* [DATA FOR THIS TASK]:
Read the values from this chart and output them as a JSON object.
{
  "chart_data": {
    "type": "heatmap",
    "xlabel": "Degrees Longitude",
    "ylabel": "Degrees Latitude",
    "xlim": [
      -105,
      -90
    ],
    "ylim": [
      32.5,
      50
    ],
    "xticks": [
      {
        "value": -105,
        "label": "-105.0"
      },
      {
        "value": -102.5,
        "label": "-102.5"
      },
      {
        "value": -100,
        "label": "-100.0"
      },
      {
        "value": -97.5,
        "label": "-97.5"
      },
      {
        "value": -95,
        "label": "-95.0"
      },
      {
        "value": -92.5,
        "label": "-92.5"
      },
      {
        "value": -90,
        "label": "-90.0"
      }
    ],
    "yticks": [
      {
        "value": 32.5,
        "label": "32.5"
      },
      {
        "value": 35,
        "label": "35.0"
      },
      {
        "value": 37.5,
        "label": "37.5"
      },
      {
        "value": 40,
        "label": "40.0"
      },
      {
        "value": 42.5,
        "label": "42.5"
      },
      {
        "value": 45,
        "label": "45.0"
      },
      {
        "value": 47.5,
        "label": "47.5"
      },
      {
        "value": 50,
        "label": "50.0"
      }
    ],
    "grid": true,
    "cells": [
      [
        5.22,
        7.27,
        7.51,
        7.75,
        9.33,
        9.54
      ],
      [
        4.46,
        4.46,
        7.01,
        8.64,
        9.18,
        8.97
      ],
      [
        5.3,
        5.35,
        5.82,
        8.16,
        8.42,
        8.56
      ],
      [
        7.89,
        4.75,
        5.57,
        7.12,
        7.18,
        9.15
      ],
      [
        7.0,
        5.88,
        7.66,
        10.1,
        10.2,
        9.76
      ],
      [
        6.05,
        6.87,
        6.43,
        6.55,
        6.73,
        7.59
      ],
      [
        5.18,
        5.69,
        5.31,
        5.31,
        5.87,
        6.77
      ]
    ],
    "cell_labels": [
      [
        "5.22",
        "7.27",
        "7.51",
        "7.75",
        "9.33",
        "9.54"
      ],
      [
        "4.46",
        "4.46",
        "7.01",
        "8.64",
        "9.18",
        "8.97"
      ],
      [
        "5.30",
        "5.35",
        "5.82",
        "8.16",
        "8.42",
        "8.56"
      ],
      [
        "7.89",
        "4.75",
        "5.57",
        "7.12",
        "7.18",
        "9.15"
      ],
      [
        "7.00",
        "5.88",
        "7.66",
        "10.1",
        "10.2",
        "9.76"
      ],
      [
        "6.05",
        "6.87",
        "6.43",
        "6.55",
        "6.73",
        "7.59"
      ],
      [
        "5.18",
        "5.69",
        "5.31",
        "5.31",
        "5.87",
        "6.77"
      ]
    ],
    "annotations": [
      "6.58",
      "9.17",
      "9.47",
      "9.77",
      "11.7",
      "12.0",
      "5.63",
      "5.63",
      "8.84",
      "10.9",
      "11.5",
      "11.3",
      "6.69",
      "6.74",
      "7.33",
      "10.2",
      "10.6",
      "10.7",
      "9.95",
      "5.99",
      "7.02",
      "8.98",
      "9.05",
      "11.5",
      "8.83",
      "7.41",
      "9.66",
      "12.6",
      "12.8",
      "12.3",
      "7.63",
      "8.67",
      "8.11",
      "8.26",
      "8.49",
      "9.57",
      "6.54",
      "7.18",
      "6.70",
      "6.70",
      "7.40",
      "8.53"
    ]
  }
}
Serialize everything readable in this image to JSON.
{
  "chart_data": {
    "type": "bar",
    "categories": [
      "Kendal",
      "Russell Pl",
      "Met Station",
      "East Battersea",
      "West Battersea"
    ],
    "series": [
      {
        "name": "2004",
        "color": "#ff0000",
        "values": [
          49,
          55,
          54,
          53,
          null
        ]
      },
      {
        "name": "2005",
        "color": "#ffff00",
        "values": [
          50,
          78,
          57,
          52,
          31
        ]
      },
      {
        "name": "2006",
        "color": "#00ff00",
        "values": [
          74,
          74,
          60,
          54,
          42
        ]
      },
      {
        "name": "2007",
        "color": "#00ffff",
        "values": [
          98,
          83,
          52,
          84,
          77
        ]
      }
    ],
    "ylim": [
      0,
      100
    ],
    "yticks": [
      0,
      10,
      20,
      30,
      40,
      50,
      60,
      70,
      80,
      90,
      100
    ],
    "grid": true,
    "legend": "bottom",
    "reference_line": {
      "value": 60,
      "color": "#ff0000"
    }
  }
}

* [DIRECTION]:
Extract all of the material exactly as it is written.

* [REPLY]:
Read the values from this chart and output them as a JSON object.
{
  "chart_data": {
    "type": "heatmap",
    "xlabel": "Degrees Longitude",
    "ylabel": "Degrees Latitude",
    "xlim": [
      -105,
      -90
    ],
    "ylim": [
      32.5,
      50
    ],
    "xticks": [
      {
        "value": -105,
        "label": "-105.0"
      },
      {
        "value": -102.5,
        "label": "-102.5"
      },
      {
        "value": -100,
        "label": "-100.0"
      },
      {
        "value": -97.5,
        "label": "-97.5"
      },
      {
        "value": -95,
        "label": "-95.0"
      },
      {
        "value": -92.5,
        "label": "-92.5"
      },
      {
        "value": -90,
        "label": "-90.0"
      }
    ],
    "yticks": [
      {
        "value": 32.5,
        "label": "32.5"
      },
      {
        "value": 35,
        "label": "35.0"
      },
      {
        "value": 37.5,
        "label": "37.5"
      },
      {
        "value": 40,
        "label": "40.0"
      },
      {
        "value": 42.5,
        "label": "42.5"
      },
      {
        "value": 45,
        "label": "45.0"
      },
      {
        "value": 47.5,
        "label": "47.5"
      },
      {
        "value": 50,
        "label": "50.0"
      }
    ],
    "grid": true,
    "cells": [
      [
        5.22,
        7.27,
        7.51,
        7.75,
        9.33,
        9.54
      ],
      [
        4.46,
        4.46,
        7.01,
        8.64,
        9.18,
        8.97
      ],
      [
        5.3,
        5.35,
        5.82,
        8.16,
        8.42,
        8.56
      ],
      [
        7.89,
        4.75,
        5.57,
        7.12,
        7.18,
        9.15
      ],
      [
        7.0,
        5.88,
        7.66,
        10.1,
        10.2,
        9.76
      ],
      [
        6.05,
        6.87,
        6.43,
        6.55,
        6.73,
        7.59
      ],
      [
        5.18,
        5.69,
        5.31,
        5.31,
        5.87,
        6.77
      ]
    ],
    "cell_labels": [
      [
        "5.22",
        "7.27",
        "7.51",
        "7.75",
        "9.33",
        "9.54"
      ],
      [
        "4.46",
        "4.46",
        "7.01",
        "8.64",
        "9.18",
        "8.97"
      ],
      [
        "5.30",
        "5.35",
        "5.82",
        "8.16",
        "8.42",
        "8.56"
      ],
      [
        "7.89",
        "4.75",
        "5.57",
        "7.12",
        "7.18",
        "9.15"
      ],
      [
        "7.00",
        "5.88",
        "7.66",
        "10.1",
        "10.2",
        "9.76"
      ],
      [
        "6.05",
        "6.87",
        "6.43",
        "6.55",
        "6.73",
        "7.59"
      ],
      [
        "5.18",
        "5.69",
        "5.31",
        "5.31",
        "5.87",
        "6.77"
      ]
    ],
    "annotations": [
      "6.58",
      "9.17",
      "9.47",
      "9.77",
      "11.7",
      "12.0",
      "5.63",
      "5.63",
      "8.84",
      "10.9",
      "11.5",
      "11.3",
      "6.69",
      "6.74",
      "7.33",
      "10.2",
      "10.6",
      "10.7",
      "9.95",
      "5.99",
      "7.02",
      "8.98",
      "9.05",
      "11.5",
      "8.83",
      "7.41",
      "9.66",
      "12.6",
      "12.8",
      "12.3",
      "7.63",
      "8.67",
      "8.11",
      "8.26",
      "8.49",
      "9.57",
      "6.54",
      "7.18",
      "6.70",
      "6.70",
      "7.40",
      "8.53"
    ]
  }
}
Serialize everything readable in this image to JSON.
{
  "chart_data": {
    "type": "bar",
    "categories": [
      "Kendal",
      "Russell Pl",
      "Met Station",
      "East Battersea",
      "West Battersea"
    ],
    "series": [
      {
        "name": "2004",
        "color": "#ff0000",
        "values": [
          49,
          55,
          54,
          53,
          null
        ]
      },
      {
        "name": "2005",
        "color": "#ffff00",
        "values": [
          50,
          78,
          57,
          52,
          31
        ]
      },
      {
        "name": "2006",
        "color": "#00ff00",
        "values": [
          74,
          74,
          60,
          54,
          42
        ]
      },
      {
        "name": "2007",
        "color": "#00ffff",
        "values": [
          98,
          83,
          52,
          84,
          77
        ]
      }
    ],
    "ylim": [
      0,
      100
    ],
    "yticks": [
      0,
      10,
      20,
      30,
      40,
      50,
      60,
      70,
      80,
      90,
      100
    ],
    "grid": true,
    "legend": "bottom",
    "reference_line": {
      "value": 60,
      "color": "#ff0000"
    }
  }
}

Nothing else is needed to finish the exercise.